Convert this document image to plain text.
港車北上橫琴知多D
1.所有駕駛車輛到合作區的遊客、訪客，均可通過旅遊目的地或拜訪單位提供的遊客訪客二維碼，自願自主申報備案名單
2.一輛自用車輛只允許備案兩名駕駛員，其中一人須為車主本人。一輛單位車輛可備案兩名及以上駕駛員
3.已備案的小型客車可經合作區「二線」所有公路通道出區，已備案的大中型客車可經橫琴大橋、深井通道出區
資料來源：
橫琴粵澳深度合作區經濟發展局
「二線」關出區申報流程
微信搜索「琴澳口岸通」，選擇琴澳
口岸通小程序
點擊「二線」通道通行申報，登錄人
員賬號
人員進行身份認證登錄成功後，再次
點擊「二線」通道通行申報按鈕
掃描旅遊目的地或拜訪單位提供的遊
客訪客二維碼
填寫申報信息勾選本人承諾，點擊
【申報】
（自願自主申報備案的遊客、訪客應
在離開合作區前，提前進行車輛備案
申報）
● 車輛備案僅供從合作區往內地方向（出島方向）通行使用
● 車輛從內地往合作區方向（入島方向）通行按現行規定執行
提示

Task statement —
Reproduce each record exactly, leaving nothing out.

Exercise answer —
Convert this document image to plain text.
港車北上橫琴知多D
1.所有駕駛車輛到合作區的遊客、訪客，均可通過旅遊目的地或拜訪單位提供的遊客訪客二維碼，自願自主申報備案名單
2.一輛自用車輛只允許備案兩名駕駛員，其中一人須為車主本人。一輛單位車輛可備案兩名及以上駕駛員
3.已備案的小型客車可經合作區「二線」所有公路通道出區，已備案的大中型客車可經橫琴大橋、深井通道出區
資料來源：
橫琴粵澳深度合作區經濟發展局
「二線」關出區申報流程
微信搜索「琴澳口岸通」，選擇琴澳
口岸通小程序
點擊「二線」通道通行申報，登錄人
員賬號
人員進行身份認證登錄成功後，再次
點擊「二線」通道通行申報按鈕
掃描旅遊目的地或拜訪單位提供的遊
客訪客二維碼
填寫申報信息勾選本人承諾，點擊
【申報】
（自願自主申報備案的遊客、訪客應
在離開合作區前，提前進行車輛備案
申報）
● 車輛備案僅供從合作區往內地方向（出島方向）通行使用
● 車輛從內地往合作區方向（入島方向）通行按現行規定執行
提示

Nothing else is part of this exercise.